* **What you are asked to do**: Without including any images, repeat the data exactly.
## BEGIN Provided data
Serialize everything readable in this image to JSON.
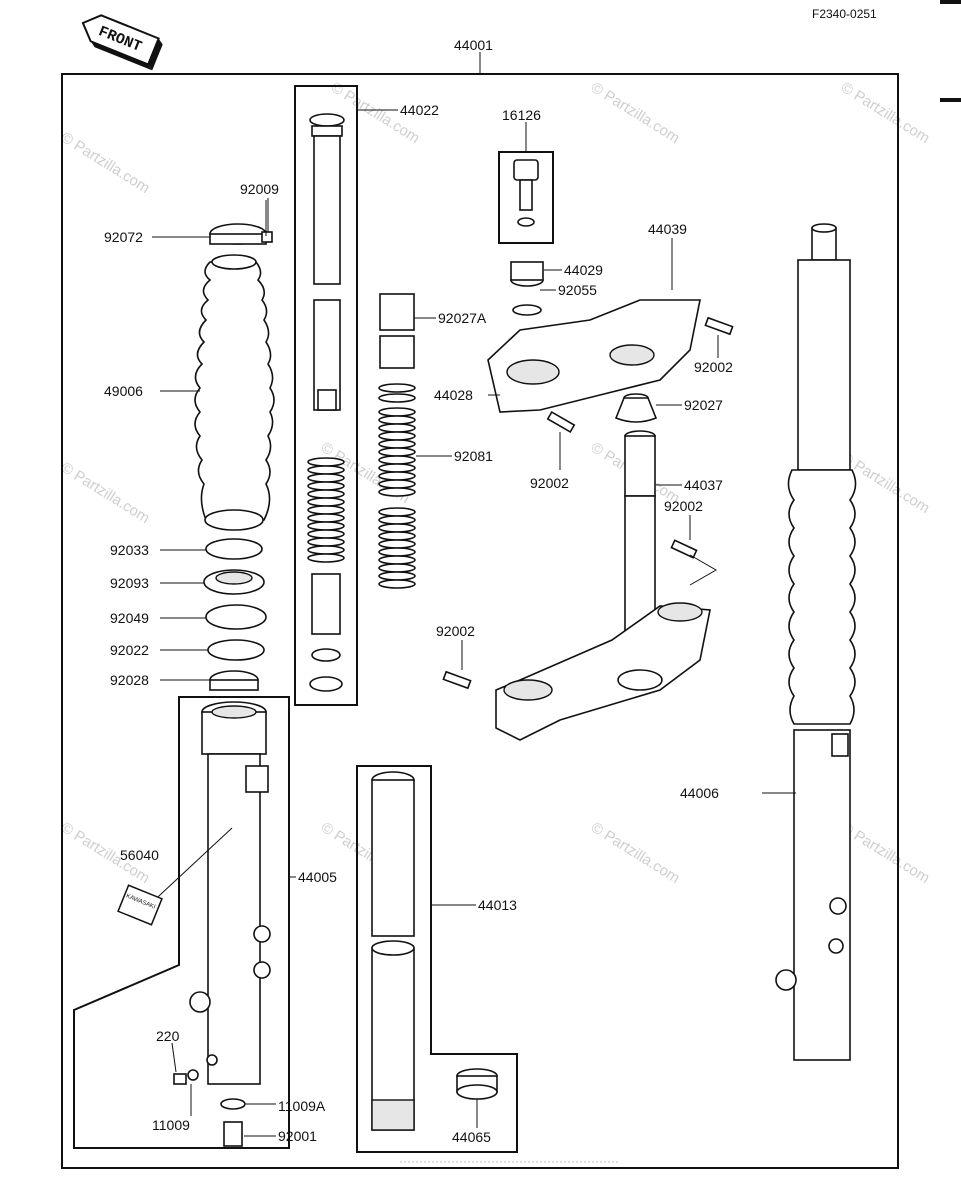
{
  "header": {
    "diagram_code": "F2340-0251",
    "front_sign": "FRONT"
  },
  "watermark": {
    "text": "© Partzilla.com"
  },
  "labels": {
    "p44001": "44001",
    "p44022": "44022",
    "p16126": "16126",
    "p92009": "92009",
    "p92072": "92072",
    "p44039": "44039",
    "p44029": "44029",
    "p92055": "92055",
    "p92027A": "92027A",
    "p49006": "49006",
    "p92002_a": "92002",
    "p44028": "44028",
    "p92027": "92027",
    "p92081": "92081",
    "p92002_b": "92002",
    "p44037": "44037",
    "p92002_c": "92002",
    "p92033": "92033",
    "p92093": "92093",
    "p92049": "92049",
    "p92022": "92022",
    "p92002_d": "92002",
    "p92028": "92028",
    "p44006": "44006",
    "p56040": "56040",
    "p44005": "44005",
    "p44013": "44013",
    "p220": "220",
    "p11009A": "11009A",
    "p11009": "11009",
    "p92001": "92001",
    "p44065": "44065"
  },
  "decal_text": "KAWASAKI"
}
## END Provided data
* **Answer in full**:
Serialize everything readable in this image to JSON.
{
  "header": {
    "diagram_code": "F2340-0251",
    "front_sign": "FRONT"
  },
  "watermark": {
    "text": "© Partzilla.com"
  },
  "labels": {
    "p44001": "44001",
    "p44022": "44022",
    "p16126": "16126",
    "p92009": "92009",
    "p92072": "92072",
    "p44039": "44039",
    "p44029": "44029",
    "p92055": "92055",
    "p92027A": "92027A",
    "p49006": "49006",
    "p92002_a": "92002",
    "p44028": "44028",
    "p92027": "92027",
    "p92081": "92081",
    "p92002_b": "92002",
    "p44037": "44037",
    "p92002_c": "92002",
    "p92033": "92033",
    "p92093": "92093",
    "p92049": "92049",
    "p92022": "92022",
    "p92002_d": "92002",
    "p92028": "92028",
    "p44006": "44006",
    "p56040": "56040",
    "p44005": "44005",
    "p44013": "44013",
    "p220": "220",
    "p11009A": "11009A",
    "p11009": "11009",
    "p92001": "92001",
    "p44065": "44065"
  },
  "decal_text": "KAWASAKI"
}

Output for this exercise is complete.